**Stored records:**

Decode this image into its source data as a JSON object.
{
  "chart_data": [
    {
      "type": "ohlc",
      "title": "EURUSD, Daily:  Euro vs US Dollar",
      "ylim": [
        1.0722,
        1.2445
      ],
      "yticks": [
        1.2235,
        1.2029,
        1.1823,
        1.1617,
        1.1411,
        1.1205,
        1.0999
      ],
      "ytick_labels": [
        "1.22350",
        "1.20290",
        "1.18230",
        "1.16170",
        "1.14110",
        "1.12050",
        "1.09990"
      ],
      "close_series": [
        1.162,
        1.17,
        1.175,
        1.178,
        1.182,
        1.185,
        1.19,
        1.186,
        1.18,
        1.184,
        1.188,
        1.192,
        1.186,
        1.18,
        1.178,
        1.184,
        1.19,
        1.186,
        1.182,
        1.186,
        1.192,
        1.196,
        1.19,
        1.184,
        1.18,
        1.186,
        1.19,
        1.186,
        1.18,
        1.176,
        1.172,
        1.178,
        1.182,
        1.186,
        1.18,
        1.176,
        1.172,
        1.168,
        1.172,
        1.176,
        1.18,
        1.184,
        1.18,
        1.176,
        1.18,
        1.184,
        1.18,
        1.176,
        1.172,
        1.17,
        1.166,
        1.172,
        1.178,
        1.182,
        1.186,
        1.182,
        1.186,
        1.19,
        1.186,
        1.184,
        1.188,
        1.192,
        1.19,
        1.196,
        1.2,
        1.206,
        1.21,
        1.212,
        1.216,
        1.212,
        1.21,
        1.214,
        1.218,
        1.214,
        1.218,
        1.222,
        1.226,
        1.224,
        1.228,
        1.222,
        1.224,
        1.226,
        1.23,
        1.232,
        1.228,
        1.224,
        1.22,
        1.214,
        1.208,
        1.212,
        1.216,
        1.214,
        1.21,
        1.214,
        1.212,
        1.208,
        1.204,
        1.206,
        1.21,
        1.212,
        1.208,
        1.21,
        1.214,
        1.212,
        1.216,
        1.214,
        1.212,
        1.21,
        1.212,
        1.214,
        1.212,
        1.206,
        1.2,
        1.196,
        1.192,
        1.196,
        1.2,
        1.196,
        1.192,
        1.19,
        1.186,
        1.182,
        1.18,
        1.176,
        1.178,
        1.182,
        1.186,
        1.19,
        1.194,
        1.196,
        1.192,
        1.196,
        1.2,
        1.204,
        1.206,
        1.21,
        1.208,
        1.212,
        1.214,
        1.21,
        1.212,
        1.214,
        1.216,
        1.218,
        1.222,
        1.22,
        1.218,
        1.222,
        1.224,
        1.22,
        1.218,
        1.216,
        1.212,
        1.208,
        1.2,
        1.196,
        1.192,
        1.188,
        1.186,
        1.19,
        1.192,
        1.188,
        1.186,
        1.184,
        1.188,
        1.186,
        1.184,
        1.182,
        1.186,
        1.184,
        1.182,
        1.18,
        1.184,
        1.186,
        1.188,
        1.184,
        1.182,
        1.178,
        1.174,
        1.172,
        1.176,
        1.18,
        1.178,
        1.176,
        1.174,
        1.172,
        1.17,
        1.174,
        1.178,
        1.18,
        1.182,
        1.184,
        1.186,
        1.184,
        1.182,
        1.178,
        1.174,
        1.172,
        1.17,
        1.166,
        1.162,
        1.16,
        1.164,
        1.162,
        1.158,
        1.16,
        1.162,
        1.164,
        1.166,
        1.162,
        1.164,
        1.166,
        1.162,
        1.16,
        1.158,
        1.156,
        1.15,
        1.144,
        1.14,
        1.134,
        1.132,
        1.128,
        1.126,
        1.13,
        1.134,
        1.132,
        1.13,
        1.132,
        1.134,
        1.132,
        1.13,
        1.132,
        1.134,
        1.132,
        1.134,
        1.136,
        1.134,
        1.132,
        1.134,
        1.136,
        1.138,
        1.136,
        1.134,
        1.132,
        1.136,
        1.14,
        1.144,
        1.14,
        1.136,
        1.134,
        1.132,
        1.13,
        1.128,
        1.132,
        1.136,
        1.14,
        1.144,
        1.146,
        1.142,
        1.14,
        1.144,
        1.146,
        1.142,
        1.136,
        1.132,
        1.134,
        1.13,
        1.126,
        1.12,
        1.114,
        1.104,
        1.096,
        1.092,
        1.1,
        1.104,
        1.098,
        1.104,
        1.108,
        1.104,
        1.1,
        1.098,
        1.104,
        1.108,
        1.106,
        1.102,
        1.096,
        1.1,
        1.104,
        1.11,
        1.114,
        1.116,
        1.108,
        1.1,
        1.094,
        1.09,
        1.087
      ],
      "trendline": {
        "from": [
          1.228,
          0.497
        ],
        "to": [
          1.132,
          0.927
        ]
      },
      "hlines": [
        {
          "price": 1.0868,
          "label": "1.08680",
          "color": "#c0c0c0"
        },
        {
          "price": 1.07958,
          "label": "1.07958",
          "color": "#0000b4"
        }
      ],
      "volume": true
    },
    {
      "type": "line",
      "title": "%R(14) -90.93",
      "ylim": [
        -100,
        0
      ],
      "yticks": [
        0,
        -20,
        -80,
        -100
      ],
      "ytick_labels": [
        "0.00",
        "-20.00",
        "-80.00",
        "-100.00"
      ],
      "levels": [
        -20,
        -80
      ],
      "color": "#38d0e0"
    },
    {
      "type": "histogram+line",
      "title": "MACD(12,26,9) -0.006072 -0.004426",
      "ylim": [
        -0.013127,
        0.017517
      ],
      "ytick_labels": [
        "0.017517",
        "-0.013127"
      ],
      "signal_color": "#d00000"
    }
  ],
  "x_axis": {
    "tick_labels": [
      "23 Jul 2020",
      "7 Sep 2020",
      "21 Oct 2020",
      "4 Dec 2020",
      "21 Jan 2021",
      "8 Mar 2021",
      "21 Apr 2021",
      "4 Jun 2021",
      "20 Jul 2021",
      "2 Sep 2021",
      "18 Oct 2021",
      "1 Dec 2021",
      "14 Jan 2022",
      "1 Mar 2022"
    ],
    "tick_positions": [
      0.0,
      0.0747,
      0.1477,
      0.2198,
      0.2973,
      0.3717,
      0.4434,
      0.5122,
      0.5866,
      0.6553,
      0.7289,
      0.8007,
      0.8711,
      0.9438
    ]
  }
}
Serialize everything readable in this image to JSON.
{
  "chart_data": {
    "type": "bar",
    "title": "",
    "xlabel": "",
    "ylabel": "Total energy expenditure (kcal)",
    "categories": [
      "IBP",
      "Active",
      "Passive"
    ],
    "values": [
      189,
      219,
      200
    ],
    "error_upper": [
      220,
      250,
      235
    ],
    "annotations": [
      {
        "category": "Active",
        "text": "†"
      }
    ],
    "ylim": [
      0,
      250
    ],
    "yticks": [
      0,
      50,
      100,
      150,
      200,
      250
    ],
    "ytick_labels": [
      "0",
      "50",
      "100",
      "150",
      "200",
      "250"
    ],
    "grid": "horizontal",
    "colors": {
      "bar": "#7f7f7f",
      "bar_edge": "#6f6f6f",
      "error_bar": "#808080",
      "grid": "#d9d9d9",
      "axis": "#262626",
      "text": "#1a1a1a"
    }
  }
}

**WHAT YOU SHOULD DO:**
Find the lines containing "image" and list every one of them.

**TASK ANSWER:**
Decode this image into its source data as a JSON object.
Serialize everything readable in this image to JSON.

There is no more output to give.